EXERCISE INSTRUCTIONS: Below you will find a set of lines. Repeat them all exactly.

EXERCISE MATERIAL:
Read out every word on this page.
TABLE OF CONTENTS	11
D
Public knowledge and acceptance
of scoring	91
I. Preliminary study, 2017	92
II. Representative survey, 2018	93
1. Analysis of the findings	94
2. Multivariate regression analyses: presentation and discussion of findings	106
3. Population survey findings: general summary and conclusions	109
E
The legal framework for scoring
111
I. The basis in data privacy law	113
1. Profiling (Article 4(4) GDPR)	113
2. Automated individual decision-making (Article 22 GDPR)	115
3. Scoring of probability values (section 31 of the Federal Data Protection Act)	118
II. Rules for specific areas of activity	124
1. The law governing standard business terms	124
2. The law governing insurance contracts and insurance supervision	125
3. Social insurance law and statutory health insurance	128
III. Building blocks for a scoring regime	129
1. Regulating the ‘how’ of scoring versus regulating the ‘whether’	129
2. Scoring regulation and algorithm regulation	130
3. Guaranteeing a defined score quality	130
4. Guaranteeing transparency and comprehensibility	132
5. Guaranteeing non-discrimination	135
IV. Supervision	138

WORKED ANSWER:
Read out every word on this page.
TABLE OF CONTENTS	11
D
Public knowledge and acceptance
of scoring	91
I. Preliminary study, 2017	92
II. Representative survey, 2018	93
1. Analysis of the findings	94
2. Multivariate regression analyses: presentation and discussion of findings	106
3. Population survey findings: general summary and conclusions	109
E
The legal framework for scoring
111
I. The basis in data privacy law	113
1. Profiling (Article 4(4) GDPR)	113
2. Automated individual decision-making (Article 22 GDPR)	115
3. Scoring of probability values (section 31 of the Federal Data Protection Act)	118
II. Rules for specific areas of activity	124
1. The law governing standard business terms	124
2. The law governing insurance contracts and insurance supervision	125
3. Social insurance law and statutory health insurance	128
III. Building blocks for a scoring regime	129
1. Regulating the ‘how’ of scoring versus regulating the ‘whether’	129
2. Scoring regulation and algorithm regulation	130
3. Guaranteeing a defined score quality	130
4. Guaranteeing transparency and comprehensibility	132
5. Guaranteeing non-discrimination	135
IV. Supervision	138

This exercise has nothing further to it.